Requirement 1 -
In the goodwill excerpt, what date did the company begin applying SFAS No. 142?
Requirement 2 -
Return the part of the goodwill excerpt starting at "We have performed" and ending at "stock to decline.".

Page excerpt -
════════════════
The invalidation of our patent could result in a weaker intellectual property portfolio and potentially a future non-cash goodwill impairment charge that might be material.

 

Effective January 1, 2002, we adopted the provisions of SFAS No. 142, Goodwill and Other Intangible Assets, and no longer amortize goodwill. Goodwill and other intangibles represents a significant portion of our assets and stockholders’ equity.

 

We have performed an interim test of the carrying value of goodwill for impairment as a result of recent rulings decided by the court in our patent litigation case which preserved the jury verdict that our ‘215’ patent was invalid and concluded that no impairment has occurred. However, an impairment loss could be recognized in the future should it be determined that the estimated fair value of the goodwill is less than its carrying amount. As a result of the significance of goodwill associated with the acquisition of Spectral Solutions, Inc., our results of operations and financial position in a future period could be negatively impacted should an impairment of goodwill occur. We cannot predict whether or when there will be an impairment charge, or the amount of any such charge. If the charge is significant, it could cause the market price of our common stock to decline.
════════════════
Dataset content -
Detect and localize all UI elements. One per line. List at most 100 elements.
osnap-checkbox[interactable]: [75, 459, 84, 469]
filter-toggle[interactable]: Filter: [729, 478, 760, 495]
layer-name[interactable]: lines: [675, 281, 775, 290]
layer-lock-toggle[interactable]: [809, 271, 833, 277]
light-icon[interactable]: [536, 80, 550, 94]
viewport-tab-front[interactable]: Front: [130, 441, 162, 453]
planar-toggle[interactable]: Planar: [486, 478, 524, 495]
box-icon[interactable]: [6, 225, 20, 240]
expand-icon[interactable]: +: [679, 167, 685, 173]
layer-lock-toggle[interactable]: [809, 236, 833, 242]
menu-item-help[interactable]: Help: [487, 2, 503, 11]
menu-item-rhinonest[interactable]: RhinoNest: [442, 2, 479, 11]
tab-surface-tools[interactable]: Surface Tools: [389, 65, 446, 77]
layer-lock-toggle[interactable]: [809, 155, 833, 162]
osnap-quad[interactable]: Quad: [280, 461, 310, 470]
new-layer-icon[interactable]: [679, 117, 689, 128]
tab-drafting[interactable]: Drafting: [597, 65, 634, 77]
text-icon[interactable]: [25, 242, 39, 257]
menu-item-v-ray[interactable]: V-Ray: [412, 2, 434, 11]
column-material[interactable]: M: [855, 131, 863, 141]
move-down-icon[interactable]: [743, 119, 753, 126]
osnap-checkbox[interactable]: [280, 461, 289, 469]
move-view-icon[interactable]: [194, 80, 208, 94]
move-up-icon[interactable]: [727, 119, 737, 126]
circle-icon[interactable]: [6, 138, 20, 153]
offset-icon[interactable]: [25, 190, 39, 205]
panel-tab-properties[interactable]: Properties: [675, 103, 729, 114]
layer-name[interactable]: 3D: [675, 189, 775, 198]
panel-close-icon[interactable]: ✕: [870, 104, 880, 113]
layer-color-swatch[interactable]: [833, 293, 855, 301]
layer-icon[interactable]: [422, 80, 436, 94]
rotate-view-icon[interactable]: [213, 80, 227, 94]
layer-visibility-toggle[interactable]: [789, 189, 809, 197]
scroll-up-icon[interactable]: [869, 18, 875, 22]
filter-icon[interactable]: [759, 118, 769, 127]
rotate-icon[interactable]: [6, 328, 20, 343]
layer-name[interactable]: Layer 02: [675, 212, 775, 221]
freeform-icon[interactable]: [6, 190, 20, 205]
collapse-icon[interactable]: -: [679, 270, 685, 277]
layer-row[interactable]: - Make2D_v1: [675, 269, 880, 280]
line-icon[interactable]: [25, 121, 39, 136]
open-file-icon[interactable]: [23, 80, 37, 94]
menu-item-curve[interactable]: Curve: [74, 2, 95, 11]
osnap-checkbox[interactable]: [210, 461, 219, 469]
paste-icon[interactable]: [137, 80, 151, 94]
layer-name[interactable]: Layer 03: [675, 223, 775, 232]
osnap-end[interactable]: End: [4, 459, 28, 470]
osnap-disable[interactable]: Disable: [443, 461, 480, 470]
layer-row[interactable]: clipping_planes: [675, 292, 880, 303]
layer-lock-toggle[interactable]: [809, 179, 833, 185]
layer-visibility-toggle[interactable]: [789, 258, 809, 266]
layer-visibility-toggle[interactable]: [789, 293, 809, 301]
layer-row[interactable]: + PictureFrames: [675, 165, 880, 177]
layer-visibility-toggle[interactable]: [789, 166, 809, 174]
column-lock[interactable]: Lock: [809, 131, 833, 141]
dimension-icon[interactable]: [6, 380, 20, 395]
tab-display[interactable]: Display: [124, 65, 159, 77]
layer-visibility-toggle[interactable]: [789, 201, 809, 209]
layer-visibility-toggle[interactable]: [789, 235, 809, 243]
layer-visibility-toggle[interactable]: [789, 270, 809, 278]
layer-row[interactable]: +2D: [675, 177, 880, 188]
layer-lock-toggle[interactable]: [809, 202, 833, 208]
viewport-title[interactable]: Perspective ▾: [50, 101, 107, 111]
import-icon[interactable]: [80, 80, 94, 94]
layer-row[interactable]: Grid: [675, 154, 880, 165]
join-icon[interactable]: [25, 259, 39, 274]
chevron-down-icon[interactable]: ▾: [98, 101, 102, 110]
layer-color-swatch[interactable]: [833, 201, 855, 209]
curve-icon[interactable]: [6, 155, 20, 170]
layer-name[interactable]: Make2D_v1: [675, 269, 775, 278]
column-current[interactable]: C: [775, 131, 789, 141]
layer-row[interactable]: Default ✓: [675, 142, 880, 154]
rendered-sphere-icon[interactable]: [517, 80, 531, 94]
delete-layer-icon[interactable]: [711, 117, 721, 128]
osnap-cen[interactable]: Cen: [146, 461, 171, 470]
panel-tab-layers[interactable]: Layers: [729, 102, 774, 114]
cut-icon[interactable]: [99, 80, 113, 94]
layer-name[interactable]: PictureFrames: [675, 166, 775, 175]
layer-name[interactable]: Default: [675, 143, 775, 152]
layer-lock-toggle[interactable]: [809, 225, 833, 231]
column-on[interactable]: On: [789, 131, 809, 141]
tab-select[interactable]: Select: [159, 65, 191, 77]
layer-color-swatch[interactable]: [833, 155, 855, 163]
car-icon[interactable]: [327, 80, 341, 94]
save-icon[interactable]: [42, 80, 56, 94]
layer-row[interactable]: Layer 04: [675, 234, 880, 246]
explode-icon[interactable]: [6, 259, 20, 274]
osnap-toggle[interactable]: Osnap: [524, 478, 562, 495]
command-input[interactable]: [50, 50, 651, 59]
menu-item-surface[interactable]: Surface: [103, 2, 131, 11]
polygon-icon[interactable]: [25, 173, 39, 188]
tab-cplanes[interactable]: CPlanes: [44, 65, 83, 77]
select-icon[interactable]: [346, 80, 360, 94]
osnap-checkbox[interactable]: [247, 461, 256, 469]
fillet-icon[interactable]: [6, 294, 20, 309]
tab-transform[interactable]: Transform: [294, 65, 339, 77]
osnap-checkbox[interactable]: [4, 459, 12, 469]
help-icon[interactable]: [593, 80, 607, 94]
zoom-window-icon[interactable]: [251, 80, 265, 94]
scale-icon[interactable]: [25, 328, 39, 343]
════════════════
Correct answer 1 -
January 1, 2002

Correct answer 2 -
We have performed an interim test of the carrying value of goodwill for impairment as a result of recent rulings decided by the court in our patent litigation case which preserved the jury verdict that our ‘215’ patent was invalid and concluded that no impairment has occurred. However, an impairment loss could be recognized in the future should it be determined that the estimated fair value of the goodwill is less than its carrying amount. As a result of the significance of goodwill associated with the acquisition of Spectral Solutions, Inc., our results of operations and financial position in a future period could be negatively impacted should an impairment of goodwill occur. We cannot predict whether or when there will be an impairment charge, or the amount of any such charge. If the charge is significant, it could cause the market price of our common stock to decline.